## What needs to be done:
Search the records for the word "important" and pick out every line that has it.

Extracted data entries:
● ● ● ● ● ● ●
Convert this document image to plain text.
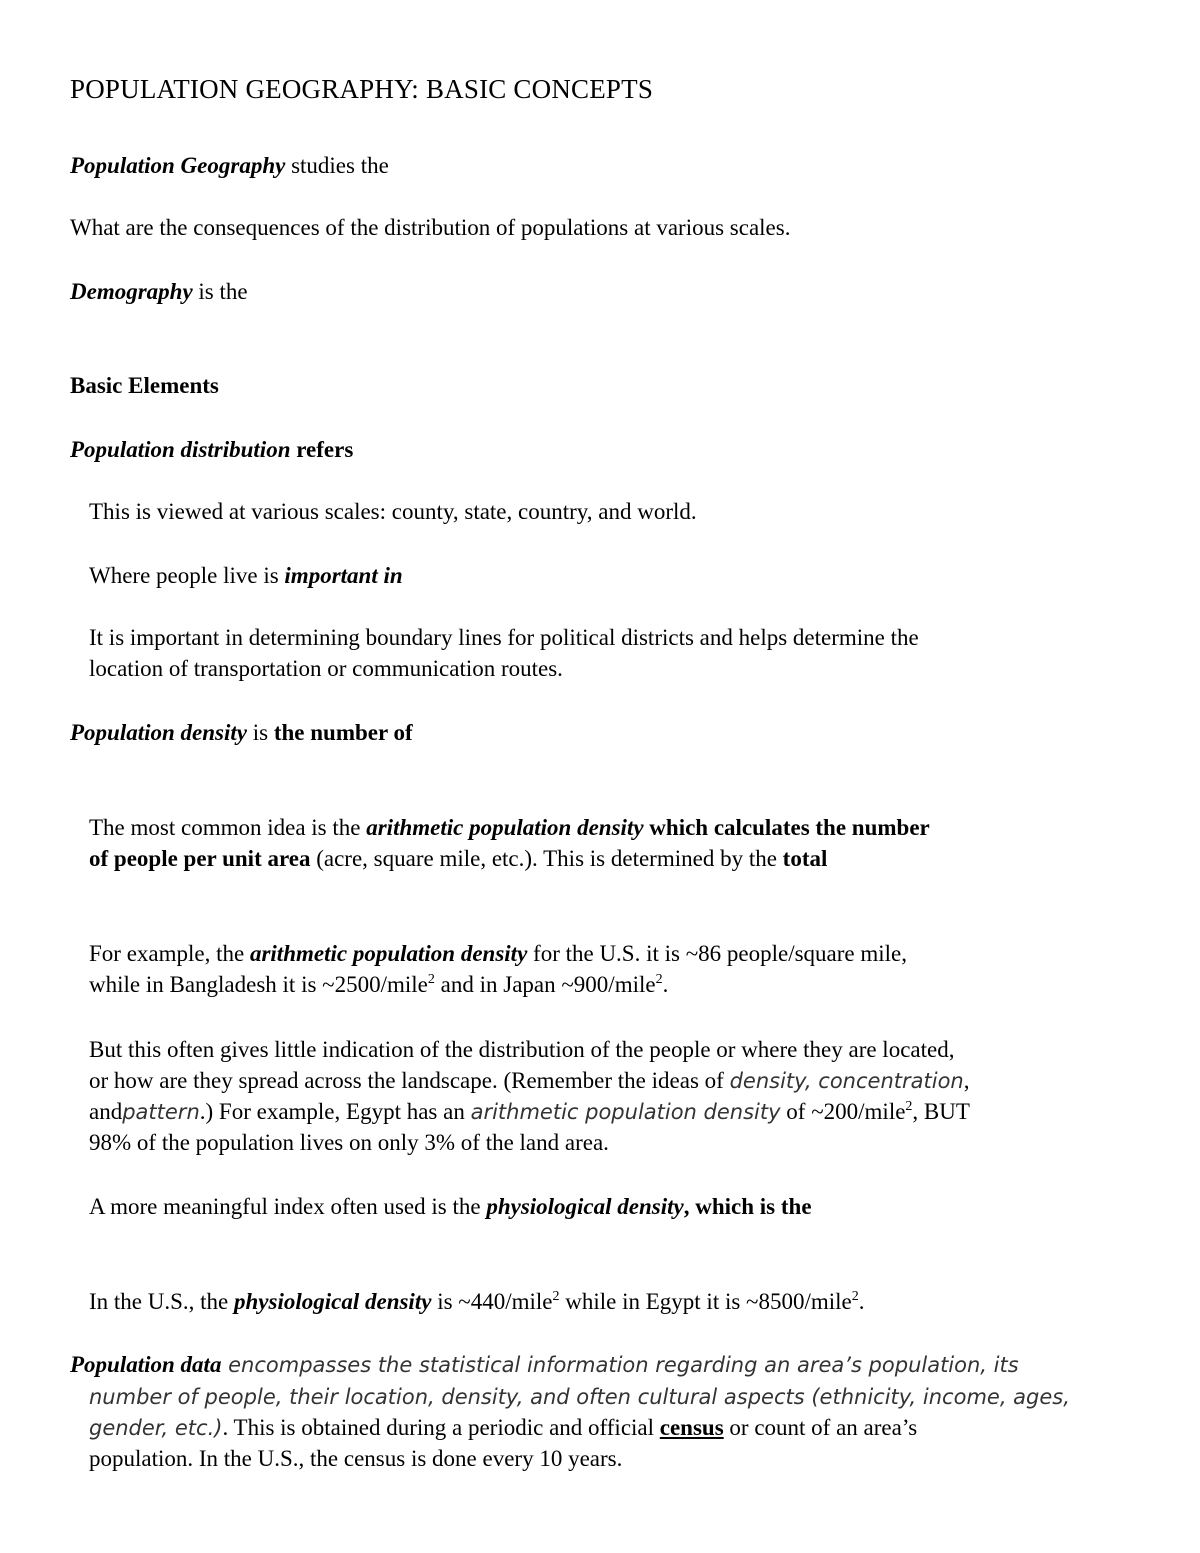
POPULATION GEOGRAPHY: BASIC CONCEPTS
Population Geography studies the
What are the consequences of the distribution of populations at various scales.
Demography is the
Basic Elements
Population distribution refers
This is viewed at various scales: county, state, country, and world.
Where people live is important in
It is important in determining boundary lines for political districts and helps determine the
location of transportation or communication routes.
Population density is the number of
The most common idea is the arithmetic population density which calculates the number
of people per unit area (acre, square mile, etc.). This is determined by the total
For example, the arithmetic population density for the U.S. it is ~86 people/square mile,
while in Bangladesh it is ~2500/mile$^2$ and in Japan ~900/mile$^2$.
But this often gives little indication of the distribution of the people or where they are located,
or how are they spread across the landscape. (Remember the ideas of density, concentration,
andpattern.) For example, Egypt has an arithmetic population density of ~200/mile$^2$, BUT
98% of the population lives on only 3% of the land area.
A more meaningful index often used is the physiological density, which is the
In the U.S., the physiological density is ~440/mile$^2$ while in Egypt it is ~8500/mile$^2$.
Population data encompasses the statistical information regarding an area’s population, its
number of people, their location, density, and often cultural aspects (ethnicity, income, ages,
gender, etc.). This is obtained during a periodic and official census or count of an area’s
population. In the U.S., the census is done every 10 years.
● ● ● ● ● ● ●
## Task answer:
Where people live is important in
It is important in determining boundary lines for political districts and helps determine the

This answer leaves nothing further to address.